▶ **WHAT THE EXERCISE ASKS**
Collect every line of the records below that contains the word "sales".

_____

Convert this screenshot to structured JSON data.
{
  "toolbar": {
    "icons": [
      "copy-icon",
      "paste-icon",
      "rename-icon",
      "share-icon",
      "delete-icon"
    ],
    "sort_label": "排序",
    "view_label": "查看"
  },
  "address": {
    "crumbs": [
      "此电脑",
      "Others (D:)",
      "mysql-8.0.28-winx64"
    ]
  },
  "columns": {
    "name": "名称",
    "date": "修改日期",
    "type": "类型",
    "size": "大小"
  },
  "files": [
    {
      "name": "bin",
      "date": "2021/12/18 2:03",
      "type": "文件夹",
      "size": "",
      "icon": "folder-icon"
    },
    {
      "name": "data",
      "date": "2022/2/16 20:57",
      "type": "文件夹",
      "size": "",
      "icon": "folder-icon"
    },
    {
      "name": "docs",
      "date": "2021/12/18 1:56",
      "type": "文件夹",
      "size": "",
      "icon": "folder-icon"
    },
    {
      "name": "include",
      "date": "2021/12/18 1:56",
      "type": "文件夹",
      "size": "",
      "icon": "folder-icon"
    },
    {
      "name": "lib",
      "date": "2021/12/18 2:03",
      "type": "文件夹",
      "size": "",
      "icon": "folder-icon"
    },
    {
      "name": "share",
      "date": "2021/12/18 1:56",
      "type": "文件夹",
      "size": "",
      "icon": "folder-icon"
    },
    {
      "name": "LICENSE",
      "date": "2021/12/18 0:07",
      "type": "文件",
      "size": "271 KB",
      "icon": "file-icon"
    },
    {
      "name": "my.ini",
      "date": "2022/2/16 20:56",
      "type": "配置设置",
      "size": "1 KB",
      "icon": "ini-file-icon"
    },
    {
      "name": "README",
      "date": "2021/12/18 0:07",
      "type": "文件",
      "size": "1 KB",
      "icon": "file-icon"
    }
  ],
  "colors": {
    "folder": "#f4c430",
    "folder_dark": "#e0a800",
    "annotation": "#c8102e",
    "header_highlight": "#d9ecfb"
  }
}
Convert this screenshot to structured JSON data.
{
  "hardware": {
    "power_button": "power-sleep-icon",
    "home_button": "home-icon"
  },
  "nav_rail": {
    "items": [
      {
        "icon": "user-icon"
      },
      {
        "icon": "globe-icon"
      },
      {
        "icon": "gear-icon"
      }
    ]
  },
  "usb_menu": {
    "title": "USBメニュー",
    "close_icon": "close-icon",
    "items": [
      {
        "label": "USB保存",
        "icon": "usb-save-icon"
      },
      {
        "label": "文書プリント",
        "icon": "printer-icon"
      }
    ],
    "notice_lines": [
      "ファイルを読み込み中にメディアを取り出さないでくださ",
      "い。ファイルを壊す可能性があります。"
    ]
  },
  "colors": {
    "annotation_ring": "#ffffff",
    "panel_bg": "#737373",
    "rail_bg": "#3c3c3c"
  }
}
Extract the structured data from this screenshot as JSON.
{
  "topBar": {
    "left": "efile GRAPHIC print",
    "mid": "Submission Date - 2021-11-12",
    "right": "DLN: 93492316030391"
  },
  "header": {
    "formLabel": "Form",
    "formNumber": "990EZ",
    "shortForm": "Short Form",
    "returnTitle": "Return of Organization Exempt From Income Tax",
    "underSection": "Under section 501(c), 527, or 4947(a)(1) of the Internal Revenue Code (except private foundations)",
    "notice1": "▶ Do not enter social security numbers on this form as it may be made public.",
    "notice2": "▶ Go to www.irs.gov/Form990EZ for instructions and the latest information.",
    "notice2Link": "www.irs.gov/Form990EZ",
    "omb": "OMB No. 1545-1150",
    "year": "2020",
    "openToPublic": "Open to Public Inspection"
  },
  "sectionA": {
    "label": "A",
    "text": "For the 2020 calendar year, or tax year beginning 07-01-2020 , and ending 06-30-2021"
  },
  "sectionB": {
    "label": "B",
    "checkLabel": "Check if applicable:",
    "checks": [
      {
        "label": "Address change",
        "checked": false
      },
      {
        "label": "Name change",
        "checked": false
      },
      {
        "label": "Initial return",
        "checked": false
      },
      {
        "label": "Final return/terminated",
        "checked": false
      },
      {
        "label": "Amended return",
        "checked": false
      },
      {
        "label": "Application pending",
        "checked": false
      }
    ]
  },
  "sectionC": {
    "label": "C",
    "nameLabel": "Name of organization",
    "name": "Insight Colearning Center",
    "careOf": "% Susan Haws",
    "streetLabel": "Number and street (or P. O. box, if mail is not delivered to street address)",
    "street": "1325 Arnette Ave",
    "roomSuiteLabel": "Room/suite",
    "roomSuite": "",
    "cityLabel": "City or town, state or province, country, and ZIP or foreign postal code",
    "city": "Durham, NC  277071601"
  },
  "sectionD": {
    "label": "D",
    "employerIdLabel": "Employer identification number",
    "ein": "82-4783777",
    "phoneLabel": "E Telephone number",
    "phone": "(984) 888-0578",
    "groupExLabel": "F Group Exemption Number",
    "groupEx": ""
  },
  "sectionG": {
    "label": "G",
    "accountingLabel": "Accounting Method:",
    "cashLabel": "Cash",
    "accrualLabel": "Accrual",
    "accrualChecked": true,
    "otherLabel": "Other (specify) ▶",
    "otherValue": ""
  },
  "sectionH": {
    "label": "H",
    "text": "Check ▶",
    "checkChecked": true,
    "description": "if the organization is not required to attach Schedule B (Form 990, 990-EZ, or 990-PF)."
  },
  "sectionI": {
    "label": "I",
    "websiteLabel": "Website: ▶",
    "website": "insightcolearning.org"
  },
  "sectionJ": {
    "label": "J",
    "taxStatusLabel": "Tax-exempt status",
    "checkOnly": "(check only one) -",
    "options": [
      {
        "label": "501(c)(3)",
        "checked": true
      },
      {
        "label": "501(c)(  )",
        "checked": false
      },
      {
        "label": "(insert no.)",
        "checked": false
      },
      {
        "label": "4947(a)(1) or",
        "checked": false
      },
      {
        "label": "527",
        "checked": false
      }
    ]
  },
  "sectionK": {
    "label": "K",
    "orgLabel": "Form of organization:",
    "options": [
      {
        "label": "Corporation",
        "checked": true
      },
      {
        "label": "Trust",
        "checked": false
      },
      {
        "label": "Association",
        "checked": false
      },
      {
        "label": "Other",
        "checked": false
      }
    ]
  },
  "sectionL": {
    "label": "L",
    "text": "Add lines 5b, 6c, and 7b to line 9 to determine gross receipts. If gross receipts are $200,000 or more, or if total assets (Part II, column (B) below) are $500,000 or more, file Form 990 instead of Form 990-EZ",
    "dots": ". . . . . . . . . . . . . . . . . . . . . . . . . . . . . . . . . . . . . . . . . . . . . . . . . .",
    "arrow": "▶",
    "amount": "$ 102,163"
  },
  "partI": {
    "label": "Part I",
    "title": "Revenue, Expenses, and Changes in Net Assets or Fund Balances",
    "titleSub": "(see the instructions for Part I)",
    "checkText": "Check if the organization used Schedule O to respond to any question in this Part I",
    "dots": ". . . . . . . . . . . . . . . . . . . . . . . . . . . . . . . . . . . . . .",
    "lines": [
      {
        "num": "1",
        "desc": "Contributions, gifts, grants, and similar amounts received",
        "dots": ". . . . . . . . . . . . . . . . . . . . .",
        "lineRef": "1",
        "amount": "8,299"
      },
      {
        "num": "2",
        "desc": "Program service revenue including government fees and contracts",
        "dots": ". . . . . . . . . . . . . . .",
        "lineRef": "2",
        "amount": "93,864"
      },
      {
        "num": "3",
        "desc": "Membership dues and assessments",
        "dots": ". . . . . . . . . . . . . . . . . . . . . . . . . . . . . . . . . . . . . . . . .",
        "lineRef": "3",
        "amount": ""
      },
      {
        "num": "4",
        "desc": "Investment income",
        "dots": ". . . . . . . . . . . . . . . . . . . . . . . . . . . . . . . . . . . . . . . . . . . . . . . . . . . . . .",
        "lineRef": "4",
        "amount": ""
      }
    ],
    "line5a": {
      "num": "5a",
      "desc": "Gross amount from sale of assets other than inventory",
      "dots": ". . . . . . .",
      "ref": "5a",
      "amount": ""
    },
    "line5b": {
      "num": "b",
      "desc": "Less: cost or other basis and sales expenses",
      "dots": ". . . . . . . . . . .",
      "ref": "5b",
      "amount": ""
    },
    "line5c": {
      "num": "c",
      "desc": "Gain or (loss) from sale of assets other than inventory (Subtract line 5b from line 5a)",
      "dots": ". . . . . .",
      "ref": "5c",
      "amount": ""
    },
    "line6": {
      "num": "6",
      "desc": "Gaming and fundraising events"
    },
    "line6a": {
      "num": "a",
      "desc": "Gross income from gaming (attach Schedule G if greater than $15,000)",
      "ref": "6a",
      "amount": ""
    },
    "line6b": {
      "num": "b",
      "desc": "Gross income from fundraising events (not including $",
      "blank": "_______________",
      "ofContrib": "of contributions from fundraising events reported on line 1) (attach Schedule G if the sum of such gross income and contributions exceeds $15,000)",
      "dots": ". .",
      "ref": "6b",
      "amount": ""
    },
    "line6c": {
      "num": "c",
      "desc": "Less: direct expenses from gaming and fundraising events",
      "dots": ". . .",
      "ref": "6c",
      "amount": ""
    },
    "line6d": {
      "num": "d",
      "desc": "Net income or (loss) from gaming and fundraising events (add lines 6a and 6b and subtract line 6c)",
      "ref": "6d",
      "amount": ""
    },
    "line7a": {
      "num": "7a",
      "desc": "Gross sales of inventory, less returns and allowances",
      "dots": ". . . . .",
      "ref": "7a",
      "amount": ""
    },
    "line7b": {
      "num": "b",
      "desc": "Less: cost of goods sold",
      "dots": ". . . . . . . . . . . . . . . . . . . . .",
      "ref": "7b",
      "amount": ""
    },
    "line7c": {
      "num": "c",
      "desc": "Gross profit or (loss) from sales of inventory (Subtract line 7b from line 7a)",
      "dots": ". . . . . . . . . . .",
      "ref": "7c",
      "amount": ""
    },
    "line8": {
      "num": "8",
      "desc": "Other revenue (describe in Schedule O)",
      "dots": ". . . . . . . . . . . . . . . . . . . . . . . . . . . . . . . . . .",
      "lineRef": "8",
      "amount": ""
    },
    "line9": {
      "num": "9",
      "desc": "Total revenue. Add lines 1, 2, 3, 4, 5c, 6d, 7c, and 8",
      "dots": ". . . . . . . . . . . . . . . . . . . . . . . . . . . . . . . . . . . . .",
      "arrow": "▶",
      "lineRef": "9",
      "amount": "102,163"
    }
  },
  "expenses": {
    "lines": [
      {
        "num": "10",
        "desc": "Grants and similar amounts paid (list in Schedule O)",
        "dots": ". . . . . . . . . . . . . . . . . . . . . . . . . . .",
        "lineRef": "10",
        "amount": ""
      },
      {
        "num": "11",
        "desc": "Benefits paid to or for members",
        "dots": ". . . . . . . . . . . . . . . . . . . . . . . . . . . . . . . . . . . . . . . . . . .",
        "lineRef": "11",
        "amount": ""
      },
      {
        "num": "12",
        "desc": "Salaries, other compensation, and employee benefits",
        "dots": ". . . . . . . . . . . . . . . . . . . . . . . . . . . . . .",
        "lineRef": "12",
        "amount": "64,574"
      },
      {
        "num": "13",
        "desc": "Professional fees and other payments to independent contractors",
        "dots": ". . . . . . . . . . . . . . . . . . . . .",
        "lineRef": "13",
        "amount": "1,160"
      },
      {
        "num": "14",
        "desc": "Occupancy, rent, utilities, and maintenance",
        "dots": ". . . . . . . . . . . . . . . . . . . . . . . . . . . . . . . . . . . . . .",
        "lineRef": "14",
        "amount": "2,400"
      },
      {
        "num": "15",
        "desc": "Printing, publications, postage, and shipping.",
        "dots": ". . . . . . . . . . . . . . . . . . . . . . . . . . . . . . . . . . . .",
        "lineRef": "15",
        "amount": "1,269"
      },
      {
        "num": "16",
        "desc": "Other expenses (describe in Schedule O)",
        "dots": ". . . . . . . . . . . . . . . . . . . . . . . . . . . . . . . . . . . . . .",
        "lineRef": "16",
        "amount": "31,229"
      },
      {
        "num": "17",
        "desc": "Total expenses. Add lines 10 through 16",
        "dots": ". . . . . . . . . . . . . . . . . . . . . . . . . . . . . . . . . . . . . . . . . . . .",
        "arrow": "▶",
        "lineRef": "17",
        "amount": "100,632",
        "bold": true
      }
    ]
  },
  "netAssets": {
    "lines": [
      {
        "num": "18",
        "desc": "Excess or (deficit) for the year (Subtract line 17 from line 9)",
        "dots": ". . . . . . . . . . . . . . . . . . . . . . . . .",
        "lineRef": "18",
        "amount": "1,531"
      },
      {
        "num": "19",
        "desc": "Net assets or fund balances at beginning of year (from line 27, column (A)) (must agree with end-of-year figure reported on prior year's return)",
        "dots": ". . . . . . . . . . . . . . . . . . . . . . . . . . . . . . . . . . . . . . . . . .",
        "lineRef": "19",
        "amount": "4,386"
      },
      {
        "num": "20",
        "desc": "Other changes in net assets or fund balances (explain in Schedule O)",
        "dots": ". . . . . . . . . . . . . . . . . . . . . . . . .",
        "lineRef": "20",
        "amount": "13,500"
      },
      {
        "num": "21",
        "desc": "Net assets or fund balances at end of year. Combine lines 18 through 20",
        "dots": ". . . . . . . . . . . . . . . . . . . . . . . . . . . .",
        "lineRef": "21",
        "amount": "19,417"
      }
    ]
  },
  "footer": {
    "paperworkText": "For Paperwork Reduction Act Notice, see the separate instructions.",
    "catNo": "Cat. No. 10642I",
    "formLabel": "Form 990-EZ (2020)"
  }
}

_____

▶ **REPLY TO THE EXERCISE**
      "desc": "Less: cost or other basis and sales expenses",
      "desc": "Gross sales of inventory, less returns and allowances",
      "desc": "Gross profit or (loss) from sales of inventory (Subtract line 7b from line 7a)",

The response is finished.